### 提取文本
%%
原理

TF（Term Frequency）：词频
IDF（Inverse Document Frequency）：逆文本频率指数

$TF = \frac{该词频数}{文档词语总数}$
$IDF = \log(\frac{文档总数}{出现该词文档数+1})$

jieba（免训练）

from jieba.analyse import tfidf
sentence = '佛山市科技局发布关于发展佛山市人工智能项目的通知'
print(tfidf(sentence))
print(tfidf(sentence, allowPOS=('n', 'ns', 'v', 'vn')))  # 按词性筛选
print(tfidf(sentence, allowPOS=('n', 'ns', 'v', 'vn'), withFlag=True))  # 返回词性
print(tfidf(sentence, withWeight=True))  # 返回权重

['佛山市', '科技局', '人工智能', '通知', '发布', '关于', '项目', '发展']
['佛山市', '科技局', '人工智能', '通知', '发布', '项目', '发展']
[pair('佛山市', 'ns'), pair('科技局', 'n'), pair('人工智能', 'n'), pair('通知', 'v'), pair('发布', 'v'), pair('项目', 'n'), pair('发展', 'vn')]
[('佛山市', 2.2638012411777777), ('科技局', 1.3454353536333334), ('人工智能', 1.0508918217211112), ('通知', 0.6714233436266667), ('发布', 0.5657954481322222), ('关于', 0.5532763439699999), ('项目', 0.5425367102355555), ('发展', 0.39722939449333333)]

Python手写

from collections import Counter
from math import log10
from re import split
from jieba.posseg import dt

FLAGS = set('a an b f i j l n nr nrfg nrt ns nt nz s t v vi vn z eng'.split())
%%
### 练习说明
1 – 请逐字照录这篇关于 TF-IDF 的文本中的一段：从含有“TF（Term Frequency）：词频”的地方开始，到“print(tfidf(sentence))”之后停止。
2 – 在这篇关于 TF-IDF 的文本中，IDF 是哪几个英文单词的缩写？
3 – 请接着这篇关于 TF-IDF 的文本的最后一行续写下去。

(带框版面条目列表)
%%
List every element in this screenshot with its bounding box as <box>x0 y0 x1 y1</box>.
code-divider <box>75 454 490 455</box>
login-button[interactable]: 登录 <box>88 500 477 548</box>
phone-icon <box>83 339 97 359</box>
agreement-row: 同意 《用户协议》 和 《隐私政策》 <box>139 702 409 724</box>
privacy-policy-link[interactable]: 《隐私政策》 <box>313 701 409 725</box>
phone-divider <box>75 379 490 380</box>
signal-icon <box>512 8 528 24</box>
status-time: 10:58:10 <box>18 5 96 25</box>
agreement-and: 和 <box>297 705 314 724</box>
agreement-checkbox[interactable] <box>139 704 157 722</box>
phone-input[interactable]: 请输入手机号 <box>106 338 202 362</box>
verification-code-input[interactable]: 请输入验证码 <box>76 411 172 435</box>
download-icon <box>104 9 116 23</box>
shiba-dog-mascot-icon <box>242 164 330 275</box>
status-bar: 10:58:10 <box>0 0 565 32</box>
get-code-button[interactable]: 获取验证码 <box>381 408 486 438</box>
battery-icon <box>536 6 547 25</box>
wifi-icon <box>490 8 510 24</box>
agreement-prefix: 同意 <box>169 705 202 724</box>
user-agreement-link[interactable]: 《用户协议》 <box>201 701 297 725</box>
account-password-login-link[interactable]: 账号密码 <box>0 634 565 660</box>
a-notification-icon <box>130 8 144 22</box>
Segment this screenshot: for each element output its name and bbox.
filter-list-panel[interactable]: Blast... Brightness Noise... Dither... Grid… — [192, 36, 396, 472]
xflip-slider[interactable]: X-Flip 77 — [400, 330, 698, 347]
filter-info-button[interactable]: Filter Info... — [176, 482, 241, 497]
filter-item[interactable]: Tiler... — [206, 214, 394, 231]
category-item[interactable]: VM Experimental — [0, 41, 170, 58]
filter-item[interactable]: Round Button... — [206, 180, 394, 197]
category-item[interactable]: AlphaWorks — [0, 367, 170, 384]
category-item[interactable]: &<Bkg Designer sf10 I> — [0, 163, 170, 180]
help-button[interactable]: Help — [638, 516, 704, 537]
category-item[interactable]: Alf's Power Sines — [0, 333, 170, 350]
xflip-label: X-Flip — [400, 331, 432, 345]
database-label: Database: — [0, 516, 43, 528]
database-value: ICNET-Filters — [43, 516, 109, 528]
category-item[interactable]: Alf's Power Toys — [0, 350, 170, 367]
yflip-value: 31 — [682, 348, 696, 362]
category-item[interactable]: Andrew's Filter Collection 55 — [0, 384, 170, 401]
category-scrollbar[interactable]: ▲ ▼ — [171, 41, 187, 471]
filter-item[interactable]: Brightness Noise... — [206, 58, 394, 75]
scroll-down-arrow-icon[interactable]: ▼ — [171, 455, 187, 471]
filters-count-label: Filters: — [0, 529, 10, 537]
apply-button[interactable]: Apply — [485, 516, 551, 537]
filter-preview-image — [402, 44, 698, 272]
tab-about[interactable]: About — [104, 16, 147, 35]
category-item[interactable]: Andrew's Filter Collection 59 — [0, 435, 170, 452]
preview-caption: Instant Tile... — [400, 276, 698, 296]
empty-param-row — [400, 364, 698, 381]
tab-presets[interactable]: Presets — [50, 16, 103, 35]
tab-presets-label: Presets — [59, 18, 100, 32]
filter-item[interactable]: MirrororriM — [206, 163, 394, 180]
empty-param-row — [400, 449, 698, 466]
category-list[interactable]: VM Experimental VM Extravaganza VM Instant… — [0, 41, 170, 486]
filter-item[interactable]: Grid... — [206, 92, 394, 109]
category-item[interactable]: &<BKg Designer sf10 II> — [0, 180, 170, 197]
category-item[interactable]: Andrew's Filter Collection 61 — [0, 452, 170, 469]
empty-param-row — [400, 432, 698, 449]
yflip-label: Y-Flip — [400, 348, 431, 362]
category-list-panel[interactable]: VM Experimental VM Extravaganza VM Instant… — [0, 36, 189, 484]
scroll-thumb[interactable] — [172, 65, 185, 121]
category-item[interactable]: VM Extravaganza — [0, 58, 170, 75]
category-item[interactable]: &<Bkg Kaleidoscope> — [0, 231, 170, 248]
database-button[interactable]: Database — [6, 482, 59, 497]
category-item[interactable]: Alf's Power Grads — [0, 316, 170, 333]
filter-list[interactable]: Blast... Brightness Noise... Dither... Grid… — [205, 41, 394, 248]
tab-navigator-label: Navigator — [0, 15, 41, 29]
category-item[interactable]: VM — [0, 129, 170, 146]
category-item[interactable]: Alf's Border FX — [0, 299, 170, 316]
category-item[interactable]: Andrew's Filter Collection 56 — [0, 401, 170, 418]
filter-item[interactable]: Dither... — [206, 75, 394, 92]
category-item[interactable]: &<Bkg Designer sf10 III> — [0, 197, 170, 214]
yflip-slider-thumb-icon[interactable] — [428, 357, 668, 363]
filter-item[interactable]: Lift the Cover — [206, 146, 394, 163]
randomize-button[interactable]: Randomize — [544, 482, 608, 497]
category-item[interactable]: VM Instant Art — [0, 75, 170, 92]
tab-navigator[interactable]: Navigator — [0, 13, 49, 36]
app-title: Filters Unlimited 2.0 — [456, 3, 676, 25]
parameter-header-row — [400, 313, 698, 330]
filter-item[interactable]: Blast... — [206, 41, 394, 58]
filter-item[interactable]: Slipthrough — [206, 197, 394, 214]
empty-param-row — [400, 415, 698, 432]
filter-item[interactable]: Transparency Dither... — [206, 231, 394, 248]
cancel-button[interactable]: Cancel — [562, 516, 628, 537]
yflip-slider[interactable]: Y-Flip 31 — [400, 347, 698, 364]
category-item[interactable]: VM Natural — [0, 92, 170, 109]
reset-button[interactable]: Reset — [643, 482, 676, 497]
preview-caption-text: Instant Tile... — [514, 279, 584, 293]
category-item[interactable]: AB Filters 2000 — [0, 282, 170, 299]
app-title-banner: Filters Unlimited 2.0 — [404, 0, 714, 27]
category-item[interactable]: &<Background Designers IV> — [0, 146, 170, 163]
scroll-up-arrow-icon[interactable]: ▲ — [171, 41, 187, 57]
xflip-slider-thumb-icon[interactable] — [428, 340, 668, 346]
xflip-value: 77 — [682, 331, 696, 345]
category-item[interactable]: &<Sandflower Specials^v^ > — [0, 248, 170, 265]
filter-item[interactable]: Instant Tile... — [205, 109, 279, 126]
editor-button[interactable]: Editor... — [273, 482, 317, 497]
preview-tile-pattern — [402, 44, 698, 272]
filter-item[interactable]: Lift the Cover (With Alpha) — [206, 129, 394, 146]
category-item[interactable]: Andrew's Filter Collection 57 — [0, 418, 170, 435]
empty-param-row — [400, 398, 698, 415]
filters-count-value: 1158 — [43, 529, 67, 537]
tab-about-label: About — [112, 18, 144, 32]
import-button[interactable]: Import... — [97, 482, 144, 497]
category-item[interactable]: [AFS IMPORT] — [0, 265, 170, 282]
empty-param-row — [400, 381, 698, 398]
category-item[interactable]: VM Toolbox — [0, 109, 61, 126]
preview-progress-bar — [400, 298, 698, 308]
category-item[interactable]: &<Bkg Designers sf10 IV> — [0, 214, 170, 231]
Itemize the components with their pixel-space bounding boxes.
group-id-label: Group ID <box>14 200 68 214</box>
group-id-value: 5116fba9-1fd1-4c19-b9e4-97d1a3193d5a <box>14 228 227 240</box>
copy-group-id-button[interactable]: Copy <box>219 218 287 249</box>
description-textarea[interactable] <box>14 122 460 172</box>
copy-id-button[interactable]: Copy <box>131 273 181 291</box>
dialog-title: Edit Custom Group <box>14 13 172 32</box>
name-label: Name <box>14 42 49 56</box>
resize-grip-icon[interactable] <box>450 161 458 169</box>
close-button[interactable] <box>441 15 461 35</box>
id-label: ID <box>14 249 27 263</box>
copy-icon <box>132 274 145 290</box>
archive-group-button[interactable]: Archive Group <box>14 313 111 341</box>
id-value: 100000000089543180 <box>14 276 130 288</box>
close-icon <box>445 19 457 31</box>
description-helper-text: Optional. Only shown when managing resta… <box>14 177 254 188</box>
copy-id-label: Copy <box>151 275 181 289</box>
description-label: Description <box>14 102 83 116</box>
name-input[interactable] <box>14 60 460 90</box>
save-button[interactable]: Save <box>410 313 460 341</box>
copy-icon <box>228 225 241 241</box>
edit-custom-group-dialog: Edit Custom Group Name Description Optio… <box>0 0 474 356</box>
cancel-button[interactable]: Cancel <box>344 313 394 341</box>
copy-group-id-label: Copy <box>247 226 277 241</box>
%%
### 任务解答
1 –
TF（Term Frequency）：词频
IDF（Inverse Document Frequency）：逆文本频率指数

$TF = \frac{该词频数}{文档词语总数}$
$IDF = \log(\frac{文档总数}{出现该词文档数+1})$

jieba（免训练）

from jieba.analyse import tfidf
sentence = '佛山市科技局发布关于发展佛山市人工智能项目的通知'
print(tfidf(sentence))

2 – Inverse Document Frequency。

3 –
def cut(text):
    for sentence in split('[^a-zA-Z0-9\u4e00-\u9fa5]+', text.strip()):
        for w in dt.cut(sentence):
            if len(w.word) > 2 and w.flag in FLAGS:
                yield w.word


class TFIDF:
    def __init__(self, idf, idf_max=0.):
        self.idf = idf
        self.idf_max = idf_max or max(idf.values())

    @classmethod
    def train(cls, texts):
        texts = [set(cut(text)) for text in texts]
        lent = len(texts)
        words = set(w for t in texts for w in t)
        idf = dict()
        for word in words:
            idf[word] = log10(lent/(sum(1 if word in t else 0 for t in texts)+1))
        idf_max = log10(lent)
        return cls(idf, idf_max)

    def get_idf(self, word):
        return self.idf.get(word, self.idf_max)

    def extract(self, text, top_n=10):
        counter = Counter()
        for w in cut(text):
            counter[w] += self.get_idf(w)
        return [i[0] for i in counter.most_common(top_n)]

sklearn

from re import split
from jieba.posseg import dt
from sklearn.feature_extraction.text import TfidfVectorizer
from collections import Counter

FLAGS = set('a an b f i j l n nr nrfg nrt ns nt nz s t v vi vn z eng'.split())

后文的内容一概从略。